STATED EXERCISE — Go through the listing and copy every line word for word.

SOURCE DATA —
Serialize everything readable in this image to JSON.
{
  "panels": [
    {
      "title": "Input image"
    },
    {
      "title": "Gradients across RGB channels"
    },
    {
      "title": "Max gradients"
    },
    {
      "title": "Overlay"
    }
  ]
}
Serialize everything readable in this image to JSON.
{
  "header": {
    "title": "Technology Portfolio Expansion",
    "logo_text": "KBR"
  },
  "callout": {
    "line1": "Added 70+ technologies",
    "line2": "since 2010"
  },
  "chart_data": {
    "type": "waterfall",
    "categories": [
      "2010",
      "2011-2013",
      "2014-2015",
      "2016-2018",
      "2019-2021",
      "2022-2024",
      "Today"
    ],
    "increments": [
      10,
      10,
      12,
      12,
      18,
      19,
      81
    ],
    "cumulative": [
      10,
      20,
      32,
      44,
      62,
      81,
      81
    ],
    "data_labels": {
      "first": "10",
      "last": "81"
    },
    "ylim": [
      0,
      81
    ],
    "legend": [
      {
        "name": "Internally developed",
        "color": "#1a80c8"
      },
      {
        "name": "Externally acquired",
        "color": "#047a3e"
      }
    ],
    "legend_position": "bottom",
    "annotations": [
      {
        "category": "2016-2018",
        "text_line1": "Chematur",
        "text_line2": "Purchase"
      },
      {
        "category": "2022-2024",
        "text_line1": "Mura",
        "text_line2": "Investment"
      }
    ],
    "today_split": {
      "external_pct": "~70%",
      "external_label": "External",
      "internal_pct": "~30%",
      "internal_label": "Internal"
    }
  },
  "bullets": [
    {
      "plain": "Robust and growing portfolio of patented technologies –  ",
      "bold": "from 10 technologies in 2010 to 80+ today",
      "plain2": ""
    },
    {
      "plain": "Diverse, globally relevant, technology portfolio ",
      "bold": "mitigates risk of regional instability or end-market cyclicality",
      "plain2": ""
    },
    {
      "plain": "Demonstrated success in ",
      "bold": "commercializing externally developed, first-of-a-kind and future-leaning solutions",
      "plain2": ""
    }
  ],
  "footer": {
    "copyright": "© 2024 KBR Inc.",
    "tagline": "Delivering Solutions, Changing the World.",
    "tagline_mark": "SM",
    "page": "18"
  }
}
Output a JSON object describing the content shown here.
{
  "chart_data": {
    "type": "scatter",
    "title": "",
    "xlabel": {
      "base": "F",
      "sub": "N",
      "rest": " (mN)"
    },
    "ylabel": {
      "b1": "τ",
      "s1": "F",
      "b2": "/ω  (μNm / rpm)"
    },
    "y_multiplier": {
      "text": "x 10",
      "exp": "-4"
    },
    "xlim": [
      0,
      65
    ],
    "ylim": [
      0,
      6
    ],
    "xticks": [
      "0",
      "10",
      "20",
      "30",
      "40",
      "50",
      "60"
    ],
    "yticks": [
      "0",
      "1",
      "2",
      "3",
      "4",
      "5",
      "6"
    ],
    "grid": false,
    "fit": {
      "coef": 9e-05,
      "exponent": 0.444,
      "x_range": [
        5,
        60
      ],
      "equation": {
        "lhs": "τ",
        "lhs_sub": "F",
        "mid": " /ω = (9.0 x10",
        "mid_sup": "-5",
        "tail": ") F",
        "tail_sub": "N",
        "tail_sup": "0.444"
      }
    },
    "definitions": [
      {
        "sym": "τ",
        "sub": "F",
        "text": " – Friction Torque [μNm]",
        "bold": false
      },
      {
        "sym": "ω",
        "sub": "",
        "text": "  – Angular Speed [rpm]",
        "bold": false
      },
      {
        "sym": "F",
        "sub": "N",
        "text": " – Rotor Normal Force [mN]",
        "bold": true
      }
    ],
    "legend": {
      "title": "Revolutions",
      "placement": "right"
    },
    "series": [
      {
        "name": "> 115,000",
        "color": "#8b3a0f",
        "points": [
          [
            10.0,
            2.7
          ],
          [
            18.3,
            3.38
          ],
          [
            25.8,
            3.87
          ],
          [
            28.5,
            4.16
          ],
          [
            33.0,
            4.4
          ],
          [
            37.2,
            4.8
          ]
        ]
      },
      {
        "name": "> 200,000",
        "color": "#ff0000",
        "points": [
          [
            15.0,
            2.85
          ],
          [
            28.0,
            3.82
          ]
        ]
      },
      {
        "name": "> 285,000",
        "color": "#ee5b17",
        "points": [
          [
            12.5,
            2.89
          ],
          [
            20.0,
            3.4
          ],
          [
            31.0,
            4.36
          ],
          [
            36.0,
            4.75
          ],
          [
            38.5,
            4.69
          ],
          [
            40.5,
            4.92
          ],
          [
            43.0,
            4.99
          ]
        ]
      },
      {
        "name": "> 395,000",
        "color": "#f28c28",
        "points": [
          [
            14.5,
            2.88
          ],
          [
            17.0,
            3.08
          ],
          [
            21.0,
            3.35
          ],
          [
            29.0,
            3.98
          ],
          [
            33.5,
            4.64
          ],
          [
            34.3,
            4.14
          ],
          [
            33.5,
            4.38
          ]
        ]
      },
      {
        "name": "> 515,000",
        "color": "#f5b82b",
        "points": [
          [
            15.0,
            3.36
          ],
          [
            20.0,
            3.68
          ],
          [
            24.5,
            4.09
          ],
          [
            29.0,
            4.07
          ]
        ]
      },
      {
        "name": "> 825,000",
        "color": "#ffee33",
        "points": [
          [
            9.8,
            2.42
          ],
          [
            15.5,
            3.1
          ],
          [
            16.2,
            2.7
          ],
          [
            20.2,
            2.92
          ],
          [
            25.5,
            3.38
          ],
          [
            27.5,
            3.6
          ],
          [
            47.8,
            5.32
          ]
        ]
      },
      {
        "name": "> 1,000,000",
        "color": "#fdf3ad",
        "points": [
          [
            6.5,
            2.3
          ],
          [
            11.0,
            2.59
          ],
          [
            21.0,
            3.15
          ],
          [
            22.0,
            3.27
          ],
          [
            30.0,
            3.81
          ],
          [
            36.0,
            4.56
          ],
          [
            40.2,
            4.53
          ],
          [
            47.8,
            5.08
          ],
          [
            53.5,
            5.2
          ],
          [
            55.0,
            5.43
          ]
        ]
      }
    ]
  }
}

RESULT —
Serialize everything readable in this image to JSON.
{
  "panels": [
    {
      "title": "Input image"
    },
    {
      "title": "Gradients across RGB channels"
    },
    {
      "title": "Max gradients"
    },
    {
      "title": "Overlay"
    }
  ]
}
Serialize everything readable in this image to JSON.
{
  "header": {
    "title": "Technology Portfolio Expansion",
    "logo_text": "KBR"
  },
  "callout": {
    "line1": "Added 70+ technologies",
    "line2": "since 2010"
  },
  "chart_data": {
    "type": "waterfall",
    "categories": [
      "2010",
      "2011-2013",
      "2014-2015",
      "2016-2018",
      "2019-2021",
      "2022-2024",
      "Today"
    ],
    "increments": [
      10,
      10,
      12,
      12,
      18,
      19,
      81
    ],
    "cumulative": [
      10,
      20,
      32,
      44,
      62,
      81,
      81
    ],
    "data_labels": {
      "first": "10",
      "last": "81"
    },
    "ylim": [
      0,
      81
    ],
    "legend": [
      {
        "name": "Internally developed",
        "color": "#1a80c8"
      },
      {
        "name": "Externally acquired",
        "color": "#047a3e"
      }
    ],
    "legend_position": "bottom",
    "annotations": [
      {
        "category": "2016-2018",
        "text_line1": "Chematur",
        "text_line2": "Purchase"
      },
      {
        "category": "2022-2024",
        "text_line1": "Mura",
        "text_line2": "Investment"
      }
    ],
    "today_split": {
      "external_pct": "~70%",
      "external_label": "External",
      "internal_pct": "~30%",
      "internal_label": "Internal"
    }
  },
  "bullets": [
    {
      "plain": "Robust and growing portfolio of patented technologies –  ",
      "bold": "from 10 technologies in 2010 to 80+ today",
      "plain2": ""
    },
    {
      "plain": "Diverse, globally relevant, technology portfolio ",
      "bold": "mitigates risk of regional instability or end-market cyclicality",
      "plain2": ""
    },
    {
      "plain": "Demonstrated success in ",
      "bold": "commercializing externally developed, first-of-a-kind and future-leaning solutions",
      "plain2": ""
    }
  ],
  "footer": {
    "copyright": "© 2024 KBR Inc.",
    "tagline": "Delivering Solutions, Changing the World.",
    "tagline_mark": "SM",
    "page": "18"
  }
}
Output a JSON object describing the content shown here.
{
  "chart_data": {
    "type": "scatter",
    "title": "",
    "xlabel": {
      "base": "F",
      "sub": "N",
      "rest": " (mN)"
    },
    "ylabel": {
      "b1": "τ",
      "s1": "F",
      "b2": "/ω  (μNm / rpm)"
    },
    "y_multiplier": {
      "text": "x 10",
      "exp": "-4"
    },
    "xlim": [
      0,
      65
    ],
    "ylim": [
      0,
      6
    ],
    "xticks": [
      "0",
      "10",
      "20",
      "30",
      "40",
      "50",
      "60"
    ],
    "yticks": [
      "0",
      "1",
      "2",
      "3",
      "4",
      "5",
      "6"
    ],
    "grid": false,
    "fit": {
      "coef": 9e-05,
      "exponent": 0.444,
      "x_range": [
        5,
        60
      ],
      "equation": {
        "lhs": "τ",
        "lhs_sub": "F",
        "mid": " /ω = (9.0 x10",
        "mid_sup": "-5",
        "tail": ") F",
        "tail_sub": "N",
        "tail_sup": "0.444"
      }
    },
    "definitions": [
      {
        "sym": "τ",
        "sub": "F",
        "text": " – Friction Torque [μNm]",
        "bold": false
      },
      {
        "sym": "ω",
        "sub": "",
        "text": "  – Angular Speed [rpm]",
        "bold": false
      },
      {
        "sym": "F",
        "sub": "N",
        "text": " – Rotor Normal Force [mN]",
        "bold": true
      }
    ],
    "legend": {
      "title": "Revolutions",
      "placement": "right"
    },
    "series": [
      {
        "name": "> 115,000",
        "color": "#8b3a0f",
        "points": [
          [
            10.0,
            2.7
          ],
          [
            18.3,
            3.38
          ],
          [
            25.8,
            3.87
          ],
          [
            28.5,
            4.16
          ],
          [
            33.0,
            4.4
          ],
          [
            37.2,
            4.8
          ]
        ]
      },
      {
        "name": "> 200,000",
        "color": "#ff0000",
        "points": [
          [
            15.0,
            2.85
          ],
          [
            28.0,
            3.82
          ]
        ]
      },
      {
        "name": "> 285,000",
        "color": "#ee5b17",
        "points": [
          [
            12.5,
            2.89
          ],
          [
            20.0,
            3.4
          ],
          [
            31.0,
            4.36
          ],
          [
            36.0,
            4.75
          ],
          [
            38.5,
            4.69
          ],
          [
            40.5,
            4.92
          ],
          [
            43.0,
            4.99
          ]
        ]
      },
      {
        "name": "> 395,000",
        "color": "#f28c28",
        "points": [
          [
            14.5,
            2.88
          ],
          [
            17.0,
            3.08
          ],
          [
            21.0,
            3.35
          ],
          [
            29.0,
            3.98
          ],
          [
            33.5,
            4.64
          ],
          [
            34.3,
            4.14
          ],
          [
            33.5,
            4.38
          ]
        ]
      },
      {
        "name": "> 515,000",
        "color": "#f5b82b",
        "points": [
          [
            15.0,
            3.36
          ],
          [
            20.0,
            3.68
          ],
          [
            24.5,
            4.09
          ],
          [
            29.0,
            4.07
          ]
        ]
      },
      {
        "name": "> 825,000",
        "color": "#ffee33",
        "points": [
          [
            9.8,
            2.42
          ],
          [
            15.5,
            3.1
          ],
          [
            16.2,
            2.7
          ],
          [
            20.2,
            2.92
          ],
          [
            25.5,
            3.38
          ],
          [
            27.5,
            3.6
          ],
          [
            47.8,
            5.32
          ]
        ]
      },
      {
        "name": "> 1,000,000",
        "color": "#fdf3ad",
        "points": [
          [
            6.5,
            2.3
          ],
          [
            11.0,
            2.59
          ],
          [
            21.0,
            3.15
          ],
          [
            22.0,
            3.27
          ],
          [
            30.0,
            3.81
          ],
          [
            36.0,
            4.56
          ],
          [
            40.2,
            4.53
          ],
          [
            47.8,
            5.08
          ],
          [
            53.5,
            5.2
          ],
          [
            55.0,
            5.43
          ]
        ]
      }
    ]
  }
}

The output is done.